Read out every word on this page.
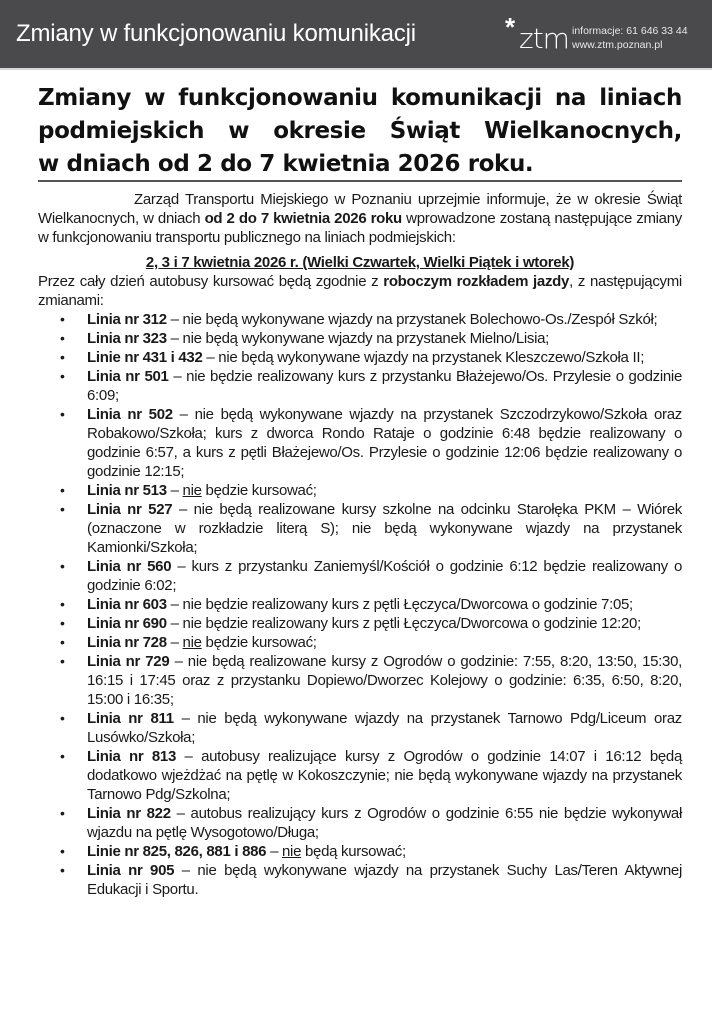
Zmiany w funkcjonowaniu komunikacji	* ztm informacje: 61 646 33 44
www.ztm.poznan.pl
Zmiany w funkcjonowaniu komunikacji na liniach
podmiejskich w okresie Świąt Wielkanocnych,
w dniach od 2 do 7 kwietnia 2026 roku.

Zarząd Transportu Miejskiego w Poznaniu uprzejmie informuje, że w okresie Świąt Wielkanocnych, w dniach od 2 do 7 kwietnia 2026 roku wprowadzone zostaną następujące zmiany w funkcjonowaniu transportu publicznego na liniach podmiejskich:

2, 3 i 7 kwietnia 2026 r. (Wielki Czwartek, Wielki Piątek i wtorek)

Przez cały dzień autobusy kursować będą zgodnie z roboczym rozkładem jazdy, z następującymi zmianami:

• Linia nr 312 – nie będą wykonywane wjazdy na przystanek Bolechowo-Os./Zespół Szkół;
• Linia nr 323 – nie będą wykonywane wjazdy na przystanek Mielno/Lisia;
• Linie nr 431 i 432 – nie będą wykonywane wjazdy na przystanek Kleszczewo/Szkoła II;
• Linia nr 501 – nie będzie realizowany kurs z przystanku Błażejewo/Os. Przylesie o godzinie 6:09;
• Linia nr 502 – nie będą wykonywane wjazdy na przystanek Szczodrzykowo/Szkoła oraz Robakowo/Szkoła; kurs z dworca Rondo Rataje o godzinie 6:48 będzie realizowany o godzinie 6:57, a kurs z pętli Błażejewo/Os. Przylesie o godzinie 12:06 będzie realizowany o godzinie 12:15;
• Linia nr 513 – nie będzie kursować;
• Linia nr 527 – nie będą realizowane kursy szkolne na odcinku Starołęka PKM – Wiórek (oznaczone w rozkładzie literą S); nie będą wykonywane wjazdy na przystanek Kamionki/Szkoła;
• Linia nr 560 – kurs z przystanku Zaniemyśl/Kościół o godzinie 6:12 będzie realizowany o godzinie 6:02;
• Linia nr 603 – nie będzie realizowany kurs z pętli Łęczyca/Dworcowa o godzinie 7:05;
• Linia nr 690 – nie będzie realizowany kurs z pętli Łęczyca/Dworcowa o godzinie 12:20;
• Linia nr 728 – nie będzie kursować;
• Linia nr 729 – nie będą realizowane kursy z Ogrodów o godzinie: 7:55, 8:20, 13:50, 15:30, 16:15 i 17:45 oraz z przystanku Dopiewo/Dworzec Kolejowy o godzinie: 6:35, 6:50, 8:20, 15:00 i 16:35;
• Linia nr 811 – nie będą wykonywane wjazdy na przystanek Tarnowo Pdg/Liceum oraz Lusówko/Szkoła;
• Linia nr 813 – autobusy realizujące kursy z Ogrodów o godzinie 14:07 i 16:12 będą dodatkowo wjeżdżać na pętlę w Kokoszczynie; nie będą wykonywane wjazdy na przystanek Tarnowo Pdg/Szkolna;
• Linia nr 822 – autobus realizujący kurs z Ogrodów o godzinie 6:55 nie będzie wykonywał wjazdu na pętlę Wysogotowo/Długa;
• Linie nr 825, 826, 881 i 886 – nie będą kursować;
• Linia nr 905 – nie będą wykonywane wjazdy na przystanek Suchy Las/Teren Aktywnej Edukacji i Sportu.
---
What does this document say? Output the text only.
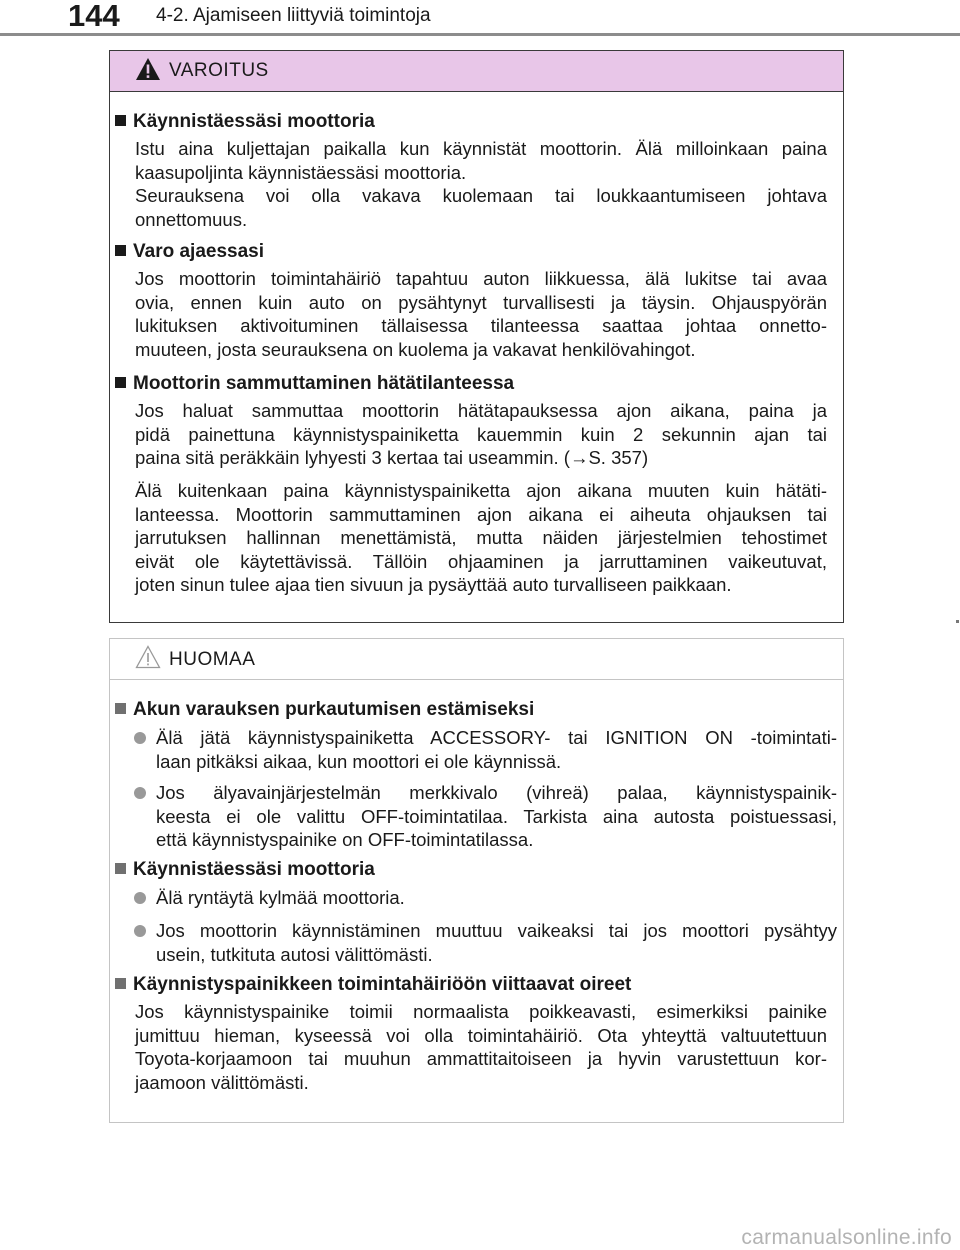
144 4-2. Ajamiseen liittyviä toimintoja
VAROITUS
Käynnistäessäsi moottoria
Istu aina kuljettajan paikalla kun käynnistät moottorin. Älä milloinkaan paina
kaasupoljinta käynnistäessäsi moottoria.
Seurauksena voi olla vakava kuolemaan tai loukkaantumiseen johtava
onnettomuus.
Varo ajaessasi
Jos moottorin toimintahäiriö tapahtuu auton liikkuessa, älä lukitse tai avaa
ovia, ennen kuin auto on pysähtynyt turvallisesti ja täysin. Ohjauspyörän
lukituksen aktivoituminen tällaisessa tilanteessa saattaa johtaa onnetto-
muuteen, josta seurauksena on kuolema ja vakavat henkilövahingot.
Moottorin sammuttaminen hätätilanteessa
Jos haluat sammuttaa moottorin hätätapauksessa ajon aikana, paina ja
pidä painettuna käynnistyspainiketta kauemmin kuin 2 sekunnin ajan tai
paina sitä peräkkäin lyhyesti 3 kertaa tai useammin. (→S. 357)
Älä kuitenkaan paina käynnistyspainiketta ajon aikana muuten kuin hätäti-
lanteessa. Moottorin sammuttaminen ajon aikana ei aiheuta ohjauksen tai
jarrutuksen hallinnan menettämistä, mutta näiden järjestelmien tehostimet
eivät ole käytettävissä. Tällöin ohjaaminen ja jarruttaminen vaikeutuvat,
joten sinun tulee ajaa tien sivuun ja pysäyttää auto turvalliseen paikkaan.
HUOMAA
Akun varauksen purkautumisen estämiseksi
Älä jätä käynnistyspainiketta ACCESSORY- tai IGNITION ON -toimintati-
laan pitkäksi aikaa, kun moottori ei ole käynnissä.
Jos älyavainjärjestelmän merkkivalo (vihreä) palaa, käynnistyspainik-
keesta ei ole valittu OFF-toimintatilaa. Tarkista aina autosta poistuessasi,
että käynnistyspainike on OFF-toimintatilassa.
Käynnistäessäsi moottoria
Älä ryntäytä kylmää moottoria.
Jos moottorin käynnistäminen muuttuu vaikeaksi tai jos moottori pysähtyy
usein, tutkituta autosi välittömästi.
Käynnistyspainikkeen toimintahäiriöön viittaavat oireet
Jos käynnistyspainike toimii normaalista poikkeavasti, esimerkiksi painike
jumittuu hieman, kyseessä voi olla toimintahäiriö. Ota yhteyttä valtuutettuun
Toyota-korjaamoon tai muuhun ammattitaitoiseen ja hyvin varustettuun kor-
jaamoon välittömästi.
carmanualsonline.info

• [What is asked]
Copy all lines in the listing above where the string "olla" appears.

• [Final result]
Seurauksena voi olla vakava kuolemaan tai loukkaantumiseen johtava
jumittuu hieman, kyseessä voi olla toimintahäiriö. Ota yhteyttä valtuutettuun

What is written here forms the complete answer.